== About this exercise ==
An exact copy of the data is required, with no pictures in it.
[Record set — start]
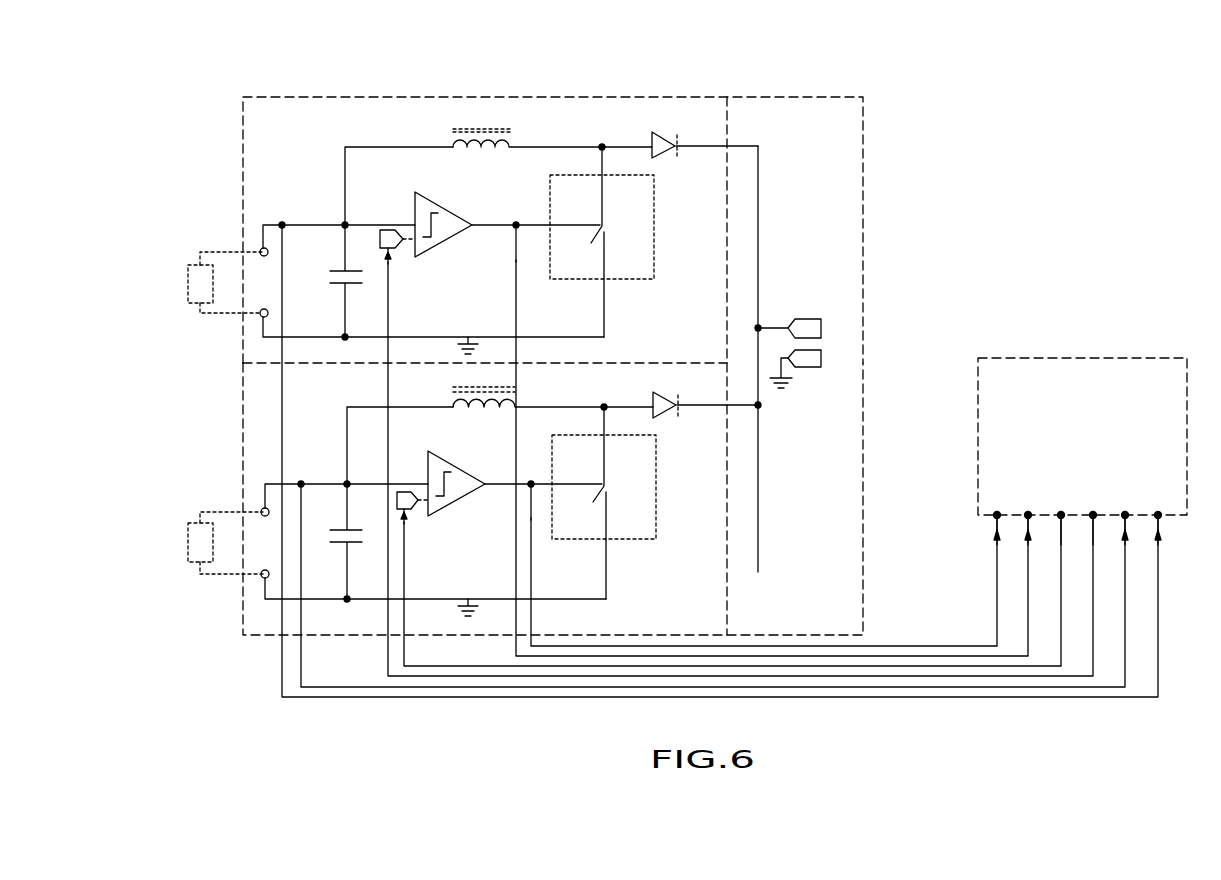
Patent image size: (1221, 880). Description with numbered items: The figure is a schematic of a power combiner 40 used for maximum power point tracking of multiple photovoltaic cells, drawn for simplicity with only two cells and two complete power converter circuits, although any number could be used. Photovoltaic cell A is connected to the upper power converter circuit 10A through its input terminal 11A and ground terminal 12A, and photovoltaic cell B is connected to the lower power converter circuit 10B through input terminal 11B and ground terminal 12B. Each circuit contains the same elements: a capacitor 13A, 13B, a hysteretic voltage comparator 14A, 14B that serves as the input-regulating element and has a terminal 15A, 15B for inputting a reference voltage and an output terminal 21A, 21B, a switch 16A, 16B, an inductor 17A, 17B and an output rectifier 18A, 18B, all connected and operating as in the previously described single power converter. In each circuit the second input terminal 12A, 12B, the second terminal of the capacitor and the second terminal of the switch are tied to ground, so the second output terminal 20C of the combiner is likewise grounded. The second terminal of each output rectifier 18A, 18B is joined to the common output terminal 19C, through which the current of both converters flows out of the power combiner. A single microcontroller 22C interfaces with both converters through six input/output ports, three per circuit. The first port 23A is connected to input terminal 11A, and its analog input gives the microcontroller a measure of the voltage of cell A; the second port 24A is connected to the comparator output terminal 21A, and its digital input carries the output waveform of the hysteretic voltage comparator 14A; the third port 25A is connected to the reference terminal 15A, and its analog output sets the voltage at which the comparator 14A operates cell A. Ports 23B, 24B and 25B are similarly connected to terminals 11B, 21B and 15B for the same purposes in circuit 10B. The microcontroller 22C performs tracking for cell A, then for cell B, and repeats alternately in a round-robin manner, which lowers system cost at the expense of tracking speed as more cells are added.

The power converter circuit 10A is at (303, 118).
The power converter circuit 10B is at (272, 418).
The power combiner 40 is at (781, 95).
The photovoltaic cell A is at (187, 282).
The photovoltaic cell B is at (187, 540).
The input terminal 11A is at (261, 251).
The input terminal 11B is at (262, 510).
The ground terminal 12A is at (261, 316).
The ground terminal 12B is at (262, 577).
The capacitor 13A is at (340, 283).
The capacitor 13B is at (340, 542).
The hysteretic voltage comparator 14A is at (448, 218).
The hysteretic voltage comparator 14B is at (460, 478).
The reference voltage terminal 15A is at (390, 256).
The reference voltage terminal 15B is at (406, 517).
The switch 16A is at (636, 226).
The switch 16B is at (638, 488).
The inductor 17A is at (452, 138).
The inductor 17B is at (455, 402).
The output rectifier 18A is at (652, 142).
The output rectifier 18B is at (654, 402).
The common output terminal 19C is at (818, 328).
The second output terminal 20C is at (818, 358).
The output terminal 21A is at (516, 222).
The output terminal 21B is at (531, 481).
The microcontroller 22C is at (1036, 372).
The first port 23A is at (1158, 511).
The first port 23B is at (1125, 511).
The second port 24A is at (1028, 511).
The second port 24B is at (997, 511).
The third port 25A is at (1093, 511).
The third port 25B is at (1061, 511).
[Record set — finish]
== Exercise answer ==
Patent image size: (1221, 880). Description with numbered items: The figure is a schematic of a power combiner 40 used for maximum power point tracking of multiple photovoltaic cells, drawn for simplicity with only two cells and two complete power converter circuits, although any number could be used. Photovoltaic cell A is connected to the upper power converter circuit 10A through its input terminal 11A and ground terminal 12A, and photovoltaic cell B is connected to the lower power converter circuit 10B through input terminal 11B and ground terminal 12B. Each circuit contains the same elements: a capacitor 13A, 13B, a hysteretic voltage comparator 14A, 14B that serves as the input-regulating element and has a terminal 15A, 15B for inputting a reference voltage and an output terminal 21A, 21B, a switch 16A, 16B, an inductor 17A, 17B and an output rectifier 18A, 18B, all connected and operating as in the previously described single power converter. In each circuit the second input terminal 12A, 12B, the second terminal of the capacitor and the second terminal of the switch are tied to ground, so the second output terminal 20C of the combiner is likewise grounded. The second terminal of each output rectifier 18A, 18B is joined to the common output terminal 19C, through which the current of both converters flows out of the power combiner. A single microcontroller 22C interfaces with both converters through six input/output ports, three per circuit. The first port 23A is connected to input terminal 11A, and its analog input gives the microcontroller a measure of the voltage of cell A; the second port 24A is connected to the comparator output terminal 21A, and its digital input carries the output waveform of the hysteretic voltage comparator 14A; the third port 25A is connected to the reference terminal 15A, and its analog output sets the voltage at which the comparator 14A operates cell A. Ports 23B, 24B and 25B are similarly connected to terminals 11B, 21B and 15B for the same purposes in circuit 10B. The microcontroller 22C performs tracking for cell A, then for cell B, and repeats alternately in a round-robin manner, which lowers system cost at the expense of tracking speed as more cells are added.

The power converter circuit 10A is at (303, 118).
The power converter circuit 10B is at (272, 418).
The power combiner 40 is at (781, 95).
The photovoltaic cell A is at (187, 282).
The photovoltaic cell B is at (187, 540).
The input terminal 11A is at (261, 251).
The input terminal 11B is at (262, 510).
The ground terminal 12A is at (261, 316).
The ground terminal 12B is at (262, 577).
The capacitor 13A is at (340, 283).
The capacitor 13B is at (340, 542).
The hysteretic voltage comparator 14A is at (448, 218).
The hysteretic voltage comparator 14B is at (460, 478).
The reference voltage terminal 15A is at (390, 256).
The reference voltage terminal 15B is at (406, 517).
The switch 16A is at (636, 226).
The switch 16B is at (638, 488).
The inductor 17A is at (452, 138).
The inductor 17B is at (455, 402).
The output rectifier 18A is at (652, 142).
The output rectifier 18B is at (654, 402).
The common output terminal 19C is at (818, 328).
The second output terminal 20C is at (818, 358).
The output terminal 21A is at (516, 222).
The output terminal 21B is at (531, 481).
The microcontroller 22C is at (1036, 372).
The first port 23A is at (1158, 511).
The first port 23B is at (1125, 511).
The second port 24A is at (1028, 511).
The second port 24B is at (997, 511).
The third port 25A is at (1093, 511).
The third port 25B is at (1061, 511).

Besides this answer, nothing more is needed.